● **Exercise instructions**: Restate every entry word for word.

** begin Extracted material **

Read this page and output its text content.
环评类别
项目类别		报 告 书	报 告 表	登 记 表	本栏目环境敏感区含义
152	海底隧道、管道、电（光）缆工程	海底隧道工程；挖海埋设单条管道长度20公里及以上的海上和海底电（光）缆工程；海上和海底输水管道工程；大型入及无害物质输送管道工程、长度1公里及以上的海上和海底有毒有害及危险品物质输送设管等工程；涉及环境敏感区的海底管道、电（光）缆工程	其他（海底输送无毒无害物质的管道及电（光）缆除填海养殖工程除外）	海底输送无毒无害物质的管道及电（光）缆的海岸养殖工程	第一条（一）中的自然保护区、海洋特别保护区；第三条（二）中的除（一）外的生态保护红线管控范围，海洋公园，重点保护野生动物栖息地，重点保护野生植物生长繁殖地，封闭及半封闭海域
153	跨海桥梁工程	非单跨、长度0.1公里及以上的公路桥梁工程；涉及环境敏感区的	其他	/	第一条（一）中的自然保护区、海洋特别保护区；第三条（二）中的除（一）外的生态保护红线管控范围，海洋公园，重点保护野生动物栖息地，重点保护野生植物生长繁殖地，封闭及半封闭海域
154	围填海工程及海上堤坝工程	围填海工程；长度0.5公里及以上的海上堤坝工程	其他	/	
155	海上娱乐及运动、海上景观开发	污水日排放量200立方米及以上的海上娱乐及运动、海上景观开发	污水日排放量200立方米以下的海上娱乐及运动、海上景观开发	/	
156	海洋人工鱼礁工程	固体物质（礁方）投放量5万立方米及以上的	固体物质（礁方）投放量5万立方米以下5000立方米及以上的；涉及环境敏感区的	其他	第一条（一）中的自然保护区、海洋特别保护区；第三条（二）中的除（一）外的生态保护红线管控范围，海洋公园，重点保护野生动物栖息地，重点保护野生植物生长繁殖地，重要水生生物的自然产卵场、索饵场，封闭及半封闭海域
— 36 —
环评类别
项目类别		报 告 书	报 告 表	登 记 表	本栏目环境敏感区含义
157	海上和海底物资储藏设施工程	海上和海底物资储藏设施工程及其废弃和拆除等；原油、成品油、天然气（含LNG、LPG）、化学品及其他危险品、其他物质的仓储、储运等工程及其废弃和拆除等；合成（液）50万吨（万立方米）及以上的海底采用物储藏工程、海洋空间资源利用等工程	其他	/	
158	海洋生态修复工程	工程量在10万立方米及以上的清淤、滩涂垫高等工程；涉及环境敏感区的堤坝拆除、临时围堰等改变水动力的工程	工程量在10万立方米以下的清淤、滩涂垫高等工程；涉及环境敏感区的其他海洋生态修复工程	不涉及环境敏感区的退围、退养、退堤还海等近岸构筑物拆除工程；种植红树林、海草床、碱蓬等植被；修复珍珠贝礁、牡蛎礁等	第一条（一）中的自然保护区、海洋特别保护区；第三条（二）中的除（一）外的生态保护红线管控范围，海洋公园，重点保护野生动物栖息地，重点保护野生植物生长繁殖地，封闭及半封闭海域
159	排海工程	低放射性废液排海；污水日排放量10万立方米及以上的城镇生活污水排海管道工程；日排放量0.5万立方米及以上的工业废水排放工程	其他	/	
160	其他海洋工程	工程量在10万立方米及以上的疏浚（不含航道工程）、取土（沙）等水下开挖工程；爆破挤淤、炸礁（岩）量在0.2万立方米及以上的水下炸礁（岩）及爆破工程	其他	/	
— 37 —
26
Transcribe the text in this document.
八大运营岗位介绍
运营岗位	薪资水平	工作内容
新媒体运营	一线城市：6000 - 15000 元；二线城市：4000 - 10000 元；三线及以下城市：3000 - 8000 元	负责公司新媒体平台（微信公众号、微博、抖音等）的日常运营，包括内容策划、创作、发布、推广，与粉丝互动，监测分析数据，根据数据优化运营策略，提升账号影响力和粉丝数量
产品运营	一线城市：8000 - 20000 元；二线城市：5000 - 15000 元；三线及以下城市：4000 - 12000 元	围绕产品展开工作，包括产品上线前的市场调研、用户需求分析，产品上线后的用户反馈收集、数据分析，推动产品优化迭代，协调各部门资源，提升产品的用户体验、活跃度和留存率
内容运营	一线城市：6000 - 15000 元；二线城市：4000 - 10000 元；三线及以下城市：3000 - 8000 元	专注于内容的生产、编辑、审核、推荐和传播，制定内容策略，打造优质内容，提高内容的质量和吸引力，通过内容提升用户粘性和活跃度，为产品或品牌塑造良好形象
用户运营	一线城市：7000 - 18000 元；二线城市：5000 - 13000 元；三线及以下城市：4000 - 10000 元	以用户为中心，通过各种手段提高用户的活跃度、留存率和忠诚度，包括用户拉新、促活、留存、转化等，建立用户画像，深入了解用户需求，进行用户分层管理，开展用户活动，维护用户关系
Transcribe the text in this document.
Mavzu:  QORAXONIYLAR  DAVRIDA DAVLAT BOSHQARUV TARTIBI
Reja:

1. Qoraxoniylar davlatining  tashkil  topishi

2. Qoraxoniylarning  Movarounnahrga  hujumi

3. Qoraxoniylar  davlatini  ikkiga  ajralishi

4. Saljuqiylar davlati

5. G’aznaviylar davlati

** end Extracted material **

● **Output of the exercise**:
Read this page and output its text content.
环评类别
项目类别		报 告 书	报 告 表	登 记 表	本栏目环境敏感区含义
152	海底隧道、管道、电（光）缆工程	海底隧道工程；挖海埋设单条管道长度20公里及以上的海上和海底电（光）缆工程；海上和海底输水管道工程；大型入及无害物质输送管道工程、长度1公里及以上的海上和海底有毒有害及危险品物质输送设管等工程；涉及环境敏感区的海底管道、电（光）缆工程	其他（海底输送无毒无害物质的管道及电（光）缆除填海养殖工程除外）	海底输送无毒无害物质的管道及电（光）缆的海岸养殖工程	第一条（一）中的自然保护区、海洋特别保护区；第三条（二）中的除（一）外的生态保护红线管控范围，海洋公园，重点保护野生动物栖息地，重点保护野生植物生长繁殖地，封闭及半封闭海域
153	跨海桥梁工程	非单跨、长度0.1公里及以上的公路桥梁工程；涉及环境敏感区的	其他	/	第一条（一）中的自然保护区、海洋特别保护区；第三条（二）中的除（一）外的生态保护红线管控范围，海洋公园，重点保护野生动物栖息地，重点保护野生植物生长繁殖地，封闭及半封闭海域
154	围填海工程及海上堤坝工程	围填海工程；长度0.5公里及以上的海上堤坝工程	其他	/	
155	海上娱乐及运动、海上景观开发	污水日排放量200立方米及以上的海上娱乐及运动、海上景观开发	污水日排放量200立方米以下的海上娱乐及运动、海上景观开发	/	
156	海洋人工鱼礁工程	固体物质（礁方）投放量5万立方米及以上的	固体物质（礁方）投放量5万立方米以下5000立方米及以上的；涉及环境敏感区的	其他	第一条（一）中的自然保护区、海洋特别保护区；第三条（二）中的除（一）外的生态保护红线管控范围，海洋公园，重点保护野生动物栖息地，重点保护野生植物生长繁殖地，重要水生生物的自然产卵场、索饵场，封闭及半封闭海域
— 36 —
环评类别
项目类别		报 告 书	报 告 表	登 记 表	本栏目环境敏感区含义
157	海上和海底物资储藏设施工程	海上和海底物资储藏设施工程及其废弃和拆除等；原油、成品油、天然气（含LNG、LPG）、化学品及其他危险品、其他物质的仓储、储运等工程及其废弃和拆除等；合成（液）50万吨（万立方米）及以上的海底采用物储藏工程、海洋空间资源利用等工程	其他	/	
158	海洋生态修复工程	工程量在10万立方米及以上的清淤、滩涂垫高等工程；涉及环境敏感区的堤坝拆除、临时围堰等改变水动力的工程	工程量在10万立方米以下的清淤、滩涂垫高等工程；涉及环境敏感区的其他海洋生态修复工程	不涉及环境敏感区的退围、退养、退堤还海等近岸构筑物拆除工程；种植红树林、海草床、碱蓬等植被；修复珍珠贝礁、牡蛎礁等	第一条（一）中的自然保护区、海洋特别保护区；第三条（二）中的除（一）外的生态保护红线管控范围，海洋公园，重点保护野生动物栖息地，重点保护野生植物生长繁殖地，封闭及半封闭海域
159	排海工程	低放射性废液排海；污水日排放量10万立方米及以上的城镇生活污水排海管道工程；日排放量0.5万立方米及以上的工业废水排放工程	其他	/	
160	其他海洋工程	工程量在10万立方米及以上的疏浚（不含航道工程）、取土（沙）等水下开挖工程；爆破挤淤、炸礁（岩）量在0.2万立方米及以上的水下炸礁（岩）及爆破工程	其他	/	
— 37 —
26
Transcribe the text in this document.
八大运营岗位介绍
运营岗位	薪资水平	工作内容
新媒体运营	一线城市：6000 - 15000 元；二线城市：4000 - 10000 元；三线及以下城市：3000 - 8000 元	负责公司新媒体平台（微信公众号、微博、抖音等）的日常运营，包括内容策划、创作、发布、推广，与粉丝互动，监测分析数据，根据数据优化运营策略，提升账号影响力和粉丝数量
产品运营	一线城市：8000 - 20000 元；二线城市：5000 - 15000 元；三线及以下城市：4000 - 12000 元	围绕产品展开工作，包括产品上线前的市场调研、用户需求分析，产品上线后的用户反馈收集、数据分析，推动产品优化迭代，协调各部门资源，提升产品的用户体验、活跃度和留存率
内容运营	一线城市：6000 - 15000 元；二线城市：4000 - 10000 元；三线及以下城市：3000 - 8000 元	专注于内容的生产、编辑、审核、推荐和传播，制定内容策略，打造优质内容，提高内容的质量和吸引力，通过内容提升用户粘性和活跃度，为产品或品牌塑造良好形象
用户运营	一线城市：7000 - 18000 元；二线城市：5000 - 13000 元；三线及以下城市：4000 - 10000 元	以用户为中心，通过各种手段提高用户的活跃度、留存率和忠诚度，包括用户拉新、促活、留存、转化等，建立用户画像，深入了解用户需求，进行用户分层管理，开展用户活动，维护用户关系
Transcribe the text in this document.
Mavzu:  QORAXONIYLAR  DAVRIDA DAVLAT BOSHQARUV TARTIBI
Reja:

1. Qoraxoniylar davlatining  tashkil  topishi

2. Qoraxoniylarning  Movarounnahrga  hujumi

3. Qoraxoniylar  davlatini  ikkiga  ajralishi

4. Saljuqiylar davlati

5. G’aznaviylar davlati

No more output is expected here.